---------- Record extracts ----------

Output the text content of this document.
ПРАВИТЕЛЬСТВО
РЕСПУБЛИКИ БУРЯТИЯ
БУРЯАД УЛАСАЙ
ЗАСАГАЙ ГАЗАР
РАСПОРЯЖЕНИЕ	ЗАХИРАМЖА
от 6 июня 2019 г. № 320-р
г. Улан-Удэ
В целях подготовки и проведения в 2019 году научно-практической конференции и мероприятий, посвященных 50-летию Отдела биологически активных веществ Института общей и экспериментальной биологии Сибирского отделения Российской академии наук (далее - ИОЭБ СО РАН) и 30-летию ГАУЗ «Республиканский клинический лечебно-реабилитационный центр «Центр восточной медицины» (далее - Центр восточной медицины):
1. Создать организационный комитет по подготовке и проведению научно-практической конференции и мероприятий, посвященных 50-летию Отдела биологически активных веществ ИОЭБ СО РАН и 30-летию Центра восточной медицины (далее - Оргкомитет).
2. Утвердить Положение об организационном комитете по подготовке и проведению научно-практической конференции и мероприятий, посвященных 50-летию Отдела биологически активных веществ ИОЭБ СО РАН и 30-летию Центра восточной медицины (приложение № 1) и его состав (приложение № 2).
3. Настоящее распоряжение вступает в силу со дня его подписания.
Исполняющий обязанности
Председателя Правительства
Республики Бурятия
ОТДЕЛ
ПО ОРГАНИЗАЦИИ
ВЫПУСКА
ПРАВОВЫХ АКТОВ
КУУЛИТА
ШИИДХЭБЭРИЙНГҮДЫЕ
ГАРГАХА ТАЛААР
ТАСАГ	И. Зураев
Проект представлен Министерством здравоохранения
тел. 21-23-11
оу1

----------

**Exercise brief**
Pick out lines containing the word "далее", each one as written.

**Response to this task**
В целях подготовки и проведения в 2019 году научно-практической конференции и мероприятий, посвященных 50-летию Отдела биологически активных веществ Института общей и экспериментальной биологии Сибирского отделения Российской академии наук (далее - ИОЭБ СО РАН) и 30-летию ГАУЗ «Республиканский клинический лечебно-реабилитационный центр «Центр восточной медицины» (далее - Центр восточной медицины):
1. Создать организационный комитет по подготовке и проведению научно-практической конференции и мероприятий, посвященных 50-летию Отдела биологически активных веществ ИОЭБ СО РАН и 30-летию Центра восточной медицины (далее - Оргкомитет).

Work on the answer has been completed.